**PROBLEM TO SOLVE**: From the entries that follow, list every line in which the string "data" appears.

[Stored items from a collection]
=======

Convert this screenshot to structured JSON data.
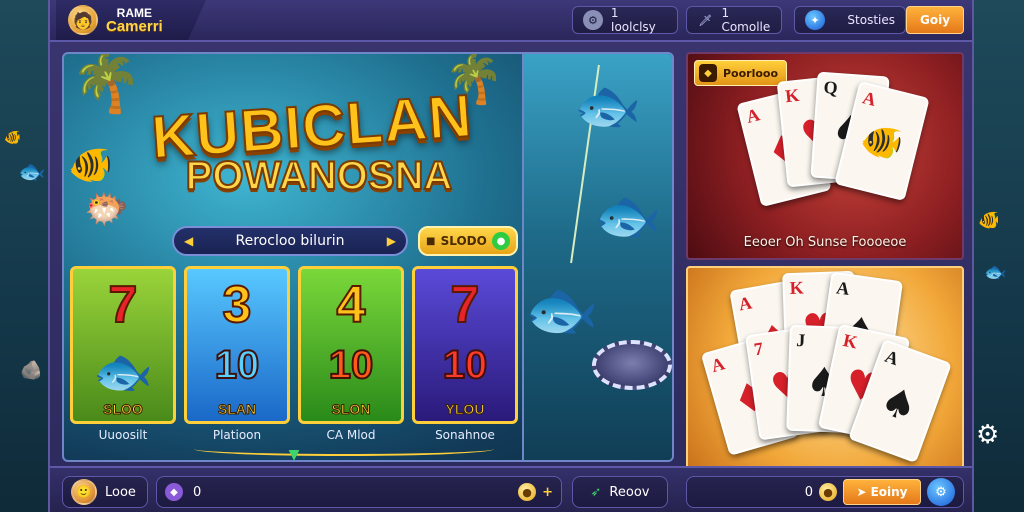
{
  "brand": {
    "line1": "RAME",
    "line2": "Camerri"
  },
  "topbar": {
    "pill1": {
      "icon": "settings-icon",
      "label": "1  Ioolclsy"
    },
    "pill2": {
      "icon": "sword-icon",
      "label": "1  Comolle"
    },
    "pill3": {
      "icon": "globe-icon",
      "label": "Stosties"
    },
    "action_button": "Goiy"
  },
  "main": {
    "title_line1": "KUBICLAN",
    "title_line2": "POWANOSNA",
    "search_placeholder": "Rerocloo bilurin",
    "gold_pill_label": "SLODO",
    "tiles": [
      {
        "symbol": "7",
        "number": "",
        "caption": "SLOO",
        "label": "Uuoosilt",
        "icon": "fish-icon"
      },
      {
        "symbol": "3",
        "number": "10",
        "caption": "SLAN",
        "label": "Platioon",
        "icon": ""
      },
      {
        "symbol": "4",
        "number": "10",
        "caption": "SLON",
        "label": "CA Mlod",
        "icon": ""
      },
      {
        "symbol": "7",
        "number": "10",
        "caption": "YLOU",
        "label": "Sonahnoe",
        "icon": ""
      }
    ]
  },
  "right": {
    "top_badge": "Poorlooo",
    "top_caption": "Eeoer Oh Sunse Foooeoe"
  },
  "bottombar": {
    "profile_label": "Looe",
    "balance_value": "0",
    "balance_add": "+",
    "item_label": "Reoov",
    "coin_value": "0",
    "deposit_button": "Eoiny"
  },
  "colors": {
    "frame": "#2c2a5c",
    "accent_gold": "#ffcf3a",
    "accent_orange": "#e4781a"
  }
}
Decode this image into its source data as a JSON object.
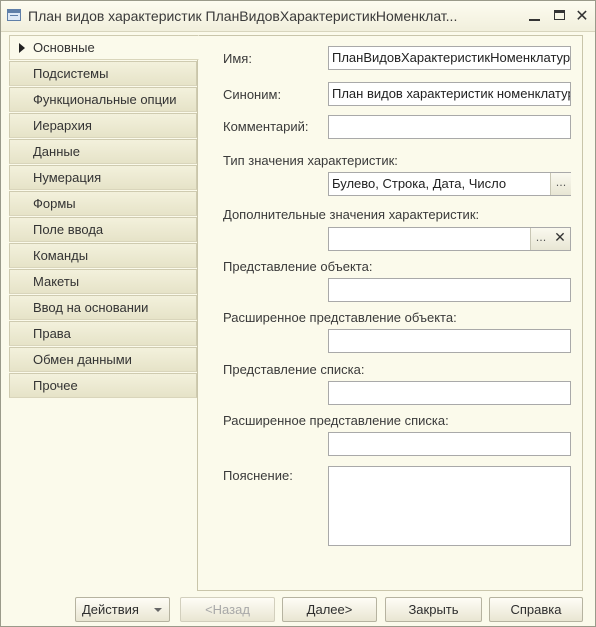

=======

**TASK RESULT**:
Convert this screenshot to structured JSON data.
Decode this image into its source data as a JSON object.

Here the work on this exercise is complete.